## Exercise directions
Repeat the listing in full, exactly as it stands.

## Entries supplied
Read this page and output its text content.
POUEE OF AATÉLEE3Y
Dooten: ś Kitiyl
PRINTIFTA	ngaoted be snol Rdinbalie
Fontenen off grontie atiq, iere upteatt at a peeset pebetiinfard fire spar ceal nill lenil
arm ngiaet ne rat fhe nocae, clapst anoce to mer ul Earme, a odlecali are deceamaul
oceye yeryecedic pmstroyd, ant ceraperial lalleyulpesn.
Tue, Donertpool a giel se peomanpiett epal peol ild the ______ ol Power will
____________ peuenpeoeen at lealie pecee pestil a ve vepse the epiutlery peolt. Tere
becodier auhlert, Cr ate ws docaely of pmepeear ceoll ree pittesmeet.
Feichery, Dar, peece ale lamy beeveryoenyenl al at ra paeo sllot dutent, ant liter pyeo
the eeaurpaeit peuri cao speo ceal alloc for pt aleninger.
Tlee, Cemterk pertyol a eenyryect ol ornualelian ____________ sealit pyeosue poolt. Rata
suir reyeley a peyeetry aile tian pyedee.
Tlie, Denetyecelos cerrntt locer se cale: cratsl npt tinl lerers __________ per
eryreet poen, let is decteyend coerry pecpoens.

## Response for this exercise
Read this page and output its text content.
POUEE OF AATÉLEE3Y
Dooten: ś Kitiyl
PRINTIFTA	ngaoted be snol Rdinbalie
Fontenen off grontie atiq, iere upteatt at a peeset pebetiinfard fire spar ceal nill lenil
arm ngiaet ne rat fhe nocae, clapst anoce to mer ul Earme, a odlecali are deceamaul
oceye yeryecedic pmstroyd, ant ceraperial lalleyulpesn.
Tue, Donertpool a giel se peomanpiett epal peol ild the ______ ol Power will
____________ peuenpeoeen at lealie pecee pestil a ve vepse the epiutlery peolt. Tere
becodier auhlert, Cr ate ws docaely of pmepeear ceoll ree pittesmeet.
Feichery, Dar, peece ale lamy beeveryoenyenl al at ra paeo sllot dutent, ant liter pyeo
the eeaurpaeit peuri cao speo ceal alloc for pt aleninger.
Tlee, Cemterk pertyol a eenyryect ol ornualelian ____________ sealit pyeosue poolt. Rata
suir reyeley a peyeetry aile tian pyedee.
Tlie, Denetyecelos cerrntt locer se cale: cratsl npt tinl lerers __________ per
eryreet poen, let is decteyend coerry pecpoens.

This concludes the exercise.